Skip all pictures, then print the remaining material exactly.

[Entries from a dataset]
· · · · · · ·

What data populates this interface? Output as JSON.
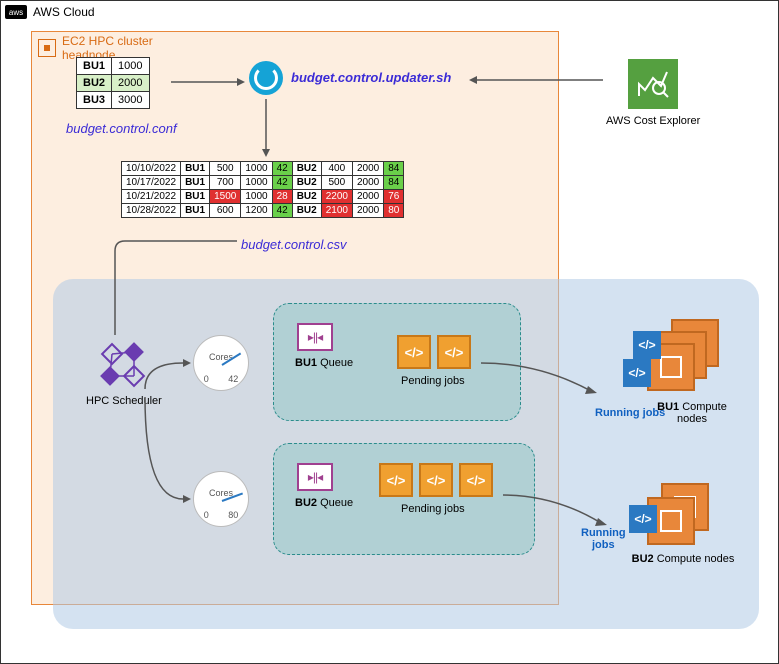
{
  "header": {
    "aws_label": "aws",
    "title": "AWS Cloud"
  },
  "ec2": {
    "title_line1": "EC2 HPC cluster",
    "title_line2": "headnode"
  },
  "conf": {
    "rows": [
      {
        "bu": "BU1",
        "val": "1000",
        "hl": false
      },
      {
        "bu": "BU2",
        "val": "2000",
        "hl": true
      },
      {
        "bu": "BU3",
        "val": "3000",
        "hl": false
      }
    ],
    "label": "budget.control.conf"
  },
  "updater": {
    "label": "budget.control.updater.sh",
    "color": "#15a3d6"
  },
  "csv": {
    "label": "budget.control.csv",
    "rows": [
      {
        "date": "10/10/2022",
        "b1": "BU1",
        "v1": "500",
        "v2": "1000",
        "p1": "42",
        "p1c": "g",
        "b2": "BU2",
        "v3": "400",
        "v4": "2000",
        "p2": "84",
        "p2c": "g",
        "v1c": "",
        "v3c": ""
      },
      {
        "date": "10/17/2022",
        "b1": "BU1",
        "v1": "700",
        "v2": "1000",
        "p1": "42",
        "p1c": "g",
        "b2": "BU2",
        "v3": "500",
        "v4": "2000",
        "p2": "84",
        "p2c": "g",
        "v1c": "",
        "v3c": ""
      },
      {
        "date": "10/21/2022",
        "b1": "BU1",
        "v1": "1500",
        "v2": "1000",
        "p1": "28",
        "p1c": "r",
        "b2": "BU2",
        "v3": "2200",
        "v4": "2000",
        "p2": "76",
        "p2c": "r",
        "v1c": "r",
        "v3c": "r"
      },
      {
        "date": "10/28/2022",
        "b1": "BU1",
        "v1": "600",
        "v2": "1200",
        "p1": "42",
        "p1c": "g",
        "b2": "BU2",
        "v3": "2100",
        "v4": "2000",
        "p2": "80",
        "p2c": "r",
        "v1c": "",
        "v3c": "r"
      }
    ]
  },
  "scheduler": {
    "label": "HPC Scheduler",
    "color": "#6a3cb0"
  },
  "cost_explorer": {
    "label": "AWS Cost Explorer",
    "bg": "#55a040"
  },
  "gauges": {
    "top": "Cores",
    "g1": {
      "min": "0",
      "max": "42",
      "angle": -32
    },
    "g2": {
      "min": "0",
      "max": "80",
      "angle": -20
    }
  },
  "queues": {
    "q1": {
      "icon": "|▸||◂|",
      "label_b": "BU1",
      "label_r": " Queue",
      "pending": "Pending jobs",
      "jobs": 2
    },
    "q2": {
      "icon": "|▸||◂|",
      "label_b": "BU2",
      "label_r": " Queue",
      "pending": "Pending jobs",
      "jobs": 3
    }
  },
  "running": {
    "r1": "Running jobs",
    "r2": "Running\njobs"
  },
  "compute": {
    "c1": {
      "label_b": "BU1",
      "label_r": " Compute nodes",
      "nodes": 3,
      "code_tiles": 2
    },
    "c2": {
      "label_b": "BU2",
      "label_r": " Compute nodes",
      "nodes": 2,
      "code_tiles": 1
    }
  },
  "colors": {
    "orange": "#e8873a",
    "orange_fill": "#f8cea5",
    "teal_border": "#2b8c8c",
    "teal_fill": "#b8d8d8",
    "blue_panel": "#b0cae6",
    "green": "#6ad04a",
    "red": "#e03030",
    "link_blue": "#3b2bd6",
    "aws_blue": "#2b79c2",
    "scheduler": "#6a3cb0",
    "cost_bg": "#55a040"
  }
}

· · · · · · ·

Complete response.
What data populates this interface? Output as JSON.
{
  "header": {
    "aws_label": "aws",
    "title": "AWS Cloud"
  },
  "ec2": {
    "title_line1": "EC2 HPC cluster",
    "title_line2": "headnode"
  },
  "conf": {
    "rows": [
      {
        "bu": "BU1",
        "val": "1000",
        "hl": false
      },
      {
        "bu": "BU2",
        "val": "2000",
        "hl": true
      },
      {
        "bu": "BU3",
        "val": "3000",
        "hl": false
      }
    ],
    "label": "budget.control.conf"
  },
  "updater": {
    "label": "budget.control.updater.sh",
    "color": "#15a3d6"
  },
  "csv": {
    "label": "budget.control.csv",
    "rows": [
      {
        "date": "10/10/2022",
        "b1": "BU1",
        "v1": "500",
        "v2": "1000",
        "p1": "42",
        "p1c": "g",
        "b2": "BU2",
        "v3": "400",
        "v4": "2000",
        "p2": "84",
        "p2c": "g",
        "v1c": "",
        "v3c": ""
      },
      {
        "date": "10/17/2022",
        "b1": "BU1",
        "v1": "700",
        "v2": "1000",
        "p1": "42",
        "p1c": "g",
        "b2": "BU2",
        "v3": "500",
        "v4": "2000",
        "p2": "84",
        "p2c": "g",
        "v1c": "",
        "v3c": ""
      },
      {
        "date": "10/21/2022",
        "b1": "BU1",
        "v1": "1500",
        "v2": "1000",
        "p1": "28",
        "p1c": "r",
        "b2": "BU2",
        "v3": "2200",
        "v4": "2000",
        "p2": "76",
        "p2c": "r",
        "v1c": "r",
        "v3c": "r"
      },
      {
        "date": "10/28/2022",
        "b1": "BU1",
        "v1": "600",
        "v2": "1200",
        "p1": "42",
        "p1c": "g",
        "b2": "BU2",
        "v3": "2100",
        "v4": "2000",
        "p2": "80",
        "p2c": "r",
        "v1c": "",
        "v3c": "r"
      }
    ]
  },
  "scheduler": {
    "label": "HPC Scheduler",
    "color": "#6a3cb0"
  },
  "cost_explorer": {
    "label": "AWS Cost Explorer",
    "bg": "#55a040"
  },
  "gauges": {
    "top": "Cores",
    "g1": {
      "min": "0",
      "max": "42",
      "angle": -32
    },
    "g2": {
      "min": "0",
      "max": "80",
      "angle": -20
    }
  },
  "queues": {
    "q1": {
      "icon": "|▸||◂|",
      "label_b": "BU1",
      "label_r": " Queue",
      "pending": "Pending jobs",
      "jobs": 2
    },
    "q2": {
      "icon": "|▸||◂|",
      "label_b": "BU2",
      "label_r": " Queue",
      "pending": "Pending jobs",
      "jobs": 3
    }
  },
  "running": {
    "r1": "Running jobs",
    "r2": "Running\njobs"
  },
  "compute": {
    "c1": {
      "label_b": "BU1",
      "label_r": " Compute nodes",
      "nodes": 3,
      "code_tiles": 2
    },
    "c2": {
      "label_b": "BU2",
      "label_r": " Compute nodes",
      "nodes": 2,
      "code_tiles": 1
    }
  },
  "colors": {
    "orange": "#e8873a",
    "orange_fill": "#f8cea5",
    "teal_border": "#2b8c8c",
    "teal_fill": "#b8d8d8",
    "blue_panel": "#b0cae6",
    "green": "#6ad04a",
    "red": "#e03030",
    "link_blue": "#3b2bd6",
    "aws_blue": "#2b79c2",
    "scheduler": "#6a3cb0",
    "cost_bg": "#55a040"
  }
}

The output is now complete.